* begin Given records *
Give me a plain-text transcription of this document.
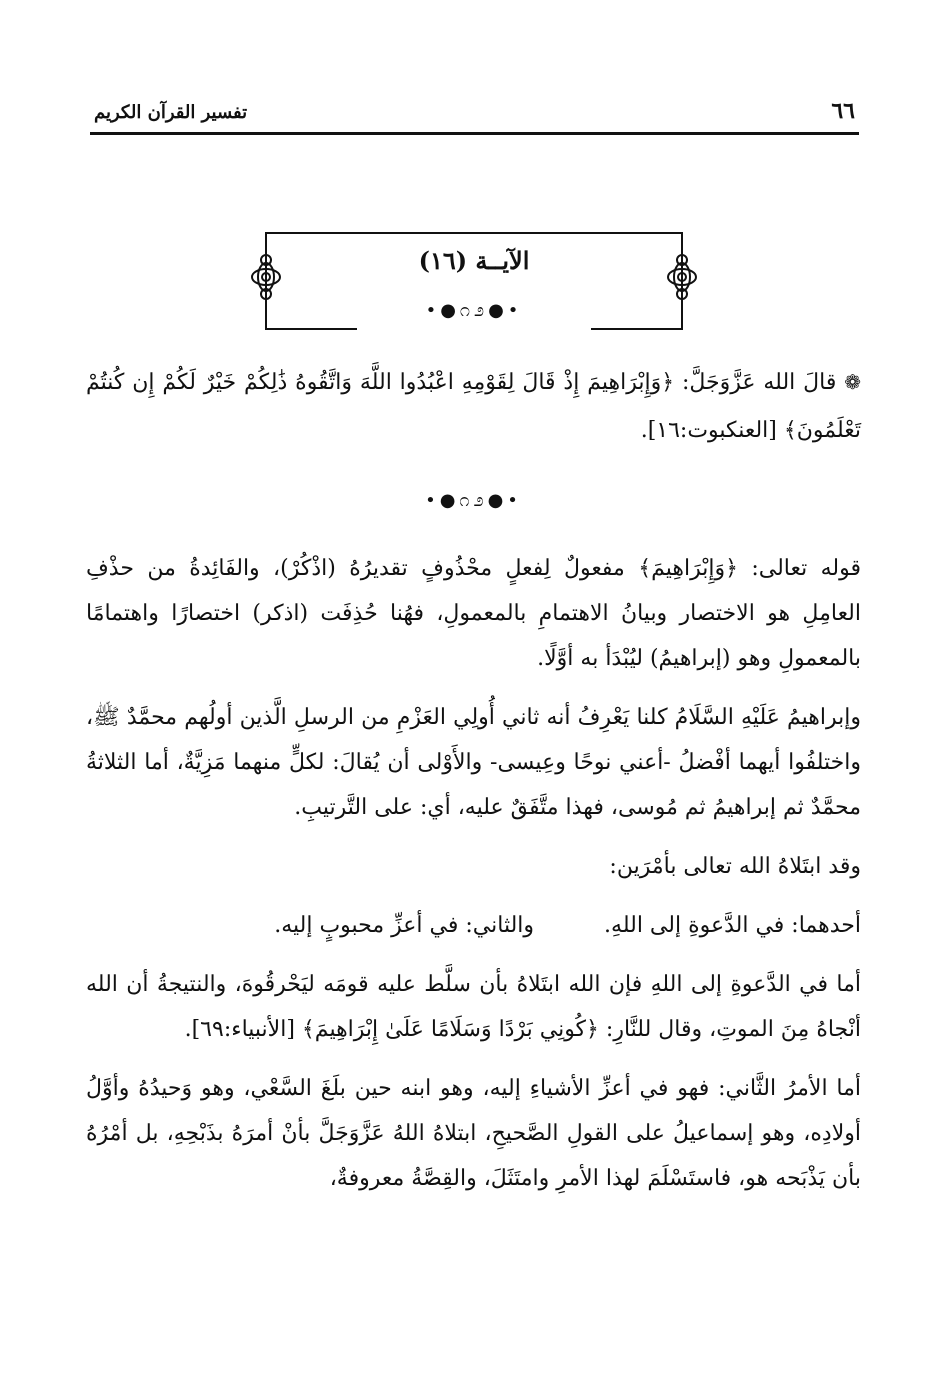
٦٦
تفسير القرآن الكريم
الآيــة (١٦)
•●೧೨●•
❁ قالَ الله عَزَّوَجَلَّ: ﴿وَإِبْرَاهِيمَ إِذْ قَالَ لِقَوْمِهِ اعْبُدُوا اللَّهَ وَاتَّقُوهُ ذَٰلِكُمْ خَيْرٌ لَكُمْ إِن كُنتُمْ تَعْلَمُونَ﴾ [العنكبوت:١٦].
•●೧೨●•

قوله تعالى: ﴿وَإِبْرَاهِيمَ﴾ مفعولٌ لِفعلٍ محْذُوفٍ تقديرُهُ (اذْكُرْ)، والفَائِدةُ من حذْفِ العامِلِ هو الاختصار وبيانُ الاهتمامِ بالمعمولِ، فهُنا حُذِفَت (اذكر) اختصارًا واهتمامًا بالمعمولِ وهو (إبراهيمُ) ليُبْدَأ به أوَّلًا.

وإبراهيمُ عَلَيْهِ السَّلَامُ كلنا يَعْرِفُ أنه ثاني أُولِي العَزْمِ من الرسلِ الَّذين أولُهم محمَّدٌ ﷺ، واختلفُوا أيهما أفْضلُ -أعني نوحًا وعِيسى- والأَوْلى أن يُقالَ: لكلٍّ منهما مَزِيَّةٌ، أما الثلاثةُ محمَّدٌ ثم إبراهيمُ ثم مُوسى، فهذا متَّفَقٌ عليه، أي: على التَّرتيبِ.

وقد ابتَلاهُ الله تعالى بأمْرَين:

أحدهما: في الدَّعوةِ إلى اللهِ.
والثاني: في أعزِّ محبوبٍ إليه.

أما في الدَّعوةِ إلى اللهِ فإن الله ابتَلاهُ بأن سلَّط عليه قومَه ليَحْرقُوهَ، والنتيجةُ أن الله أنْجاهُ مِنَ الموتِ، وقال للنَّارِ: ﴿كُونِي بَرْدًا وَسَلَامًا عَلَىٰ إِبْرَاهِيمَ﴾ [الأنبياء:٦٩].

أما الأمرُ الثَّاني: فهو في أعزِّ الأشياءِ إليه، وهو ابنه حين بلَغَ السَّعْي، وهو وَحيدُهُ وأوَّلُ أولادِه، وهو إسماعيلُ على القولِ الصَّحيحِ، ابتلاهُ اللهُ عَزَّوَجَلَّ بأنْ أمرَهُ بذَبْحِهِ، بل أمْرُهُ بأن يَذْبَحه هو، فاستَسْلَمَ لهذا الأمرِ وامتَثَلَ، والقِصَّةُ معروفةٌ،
* end Given records *
Please write out all of the material above without changing a word, and omit any pictures.

_Solution to this exercise_:
Give me a plain-text transcription of this document.
٦٦
تفسير القرآن الكريم
الآيــة (١٦)
•●೧೨●•
❁ قالَ الله عَزَّوَجَلَّ: ﴿وَإِبْرَاهِيمَ إِذْ قَالَ لِقَوْمِهِ اعْبُدُوا اللَّهَ وَاتَّقُوهُ ذَٰلِكُمْ خَيْرٌ لَكُمْ إِن كُنتُمْ تَعْلَمُونَ﴾ [العنكبوت:١٦].
•●೧೨●•

قوله تعالى: ﴿وَإِبْرَاهِيمَ﴾ مفعولٌ لِفعلٍ محْذُوفٍ تقديرُهُ (اذْكُرْ)، والفَائِدةُ من حذْفِ العامِلِ هو الاختصار وبيانُ الاهتمامِ بالمعمولِ، فهُنا حُذِفَت (اذكر) اختصارًا واهتمامًا بالمعمولِ وهو (إبراهيمُ) ليُبْدَأ به أوَّلًا.

وإبراهيمُ عَلَيْهِ السَّلَامُ كلنا يَعْرِفُ أنه ثاني أُولِي العَزْمِ من الرسلِ الَّذين أولُهم محمَّدٌ ﷺ، واختلفُوا أيهما أفْضلُ -أعني نوحًا وعِيسى- والأَوْلى أن يُقالَ: لكلٍّ منهما مَزِيَّةٌ، أما الثلاثةُ محمَّدٌ ثم إبراهيمُ ثم مُوسى، فهذا متَّفَقٌ عليه، أي: على التَّرتيبِ.

وقد ابتَلاهُ الله تعالى بأمْرَين:

أحدهما: في الدَّعوةِ إلى اللهِ.
والثاني: في أعزِّ محبوبٍ إليه.

أما في الدَّعوةِ إلى اللهِ فإن الله ابتَلاهُ بأن سلَّط عليه قومَه ليَحْرقُوهَ، والنتيجةُ أن الله أنْجاهُ مِنَ الموتِ، وقال للنَّارِ: ﴿كُونِي بَرْدًا وَسَلَامًا عَلَىٰ إِبْرَاهِيمَ﴾ [الأنبياء:٦٩].

أما الأمرُ الثَّاني: فهو في أعزِّ الأشياءِ إليه، وهو ابنه حين بلَغَ السَّعْي، وهو وَحيدُهُ وأوَّلُ أولادِه، وهو إسماعيلُ على القولِ الصَّحيحِ، ابتلاهُ اللهُ عَزَّوَجَلَّ بأنْ أمرَهُ بذَبْحِهِ، بل أمْرُهُ بأن يَذْبَحه هو، فاستَسْلَمَ لهذا الأمرِ وامتَثَلَ، والقِصَّةُ معروفةٌ،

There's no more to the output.